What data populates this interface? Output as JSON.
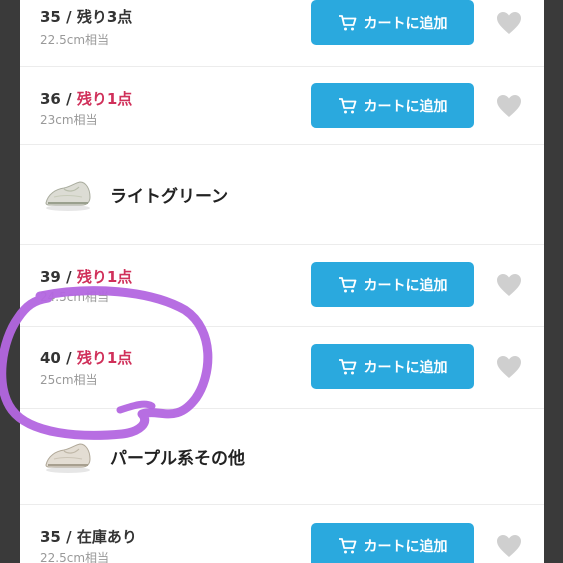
{
  "rows": [
    {
      "size": "35",
      "sep": " / ",
      "stock": "残り3点",
      "sub": "22.5cm相当",
      "button": "カートに追加"
    },
    {
      "size": "36",
      "sep": " / ",
      "stock": "残り1点",
      "sub": "23cm相当",
      "button": "カートに追加"
    },
    {
      "color_name": "ライトグリーン"
    },
    {
      "size": "39",
      "sep": " / ",
      "stock": "残り1点",
      "sub": "24.5cm相当",
      "button": "カートに追加"
    },
    {
      "size": "40",
      "sep": " / ",
      "stock": "残り1点",
      "sub": "25cm相当",
      "button": "カートに追加"
    },
    {
      "color_name": "パープル系その他"
    },
    {
      "size": "35",
      "sep": " / ",
      "stock": "在庫あり",
      "sub": "22.5cm相当",
      "button": "カートに追加"
    }
  ],
  "colors": {
    "button": "#2aa9de",
    "stock_low": "#d0305a",
    "heart": "#cfcfcf",
    "highlight_circle": "#b366e0"
  },
  "icons": [
    "cart-icon",
    "heart-icon",
    "shoe-thumbnail"
  ]
}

++++++++++

The task: Quote each record exactly as it stands, minus the pictures.

Solution for this task:
What data populates this interface? Output as JSON.
{
  "rows": [
    {
      "size": "35",
      "sep": " / ",
      "stock": "残り3点",
      "sub": "22.5cm相当",
      "button": "カートに追加"
    },
    {
      "size": "36",
      "sep": " / ",
      "stock": "残り1点",
      "sub": "23cm相当",
      "button": "カートに追加"
    },
    {
      "color_name": "ライトグリーン"
    },
    {
      "size": "39",
      "sep": " / ",
      "stock": "残り1点",
      "sub": "24.5cm相当",
      "button": "カートに追加"
    },
    {
      "size": "40",
      "sep": " / ",
      "stock": "残り1点",
      "sub": "25cm相当",
      "button": "カートに追加"
    },
    {
      "color_name": "パープル系その他"
    },
    {
      "size": "35",
      "sep": " / ",
      "stock": "在庫あり",
      "sub": "22.5cm相当",
      "button": "カートに追加"
    }
  ],
  "colors": {
    "button": "#2aa9de",
    "stock_low": "#d0305a",
    "heart": "#cfcfcf",
    "highlight_circle": "#b366e0"
  },
  "icons": [
    "cart-icon",
    "heart-icon",
    "shoe-thumbnail"
  ]
}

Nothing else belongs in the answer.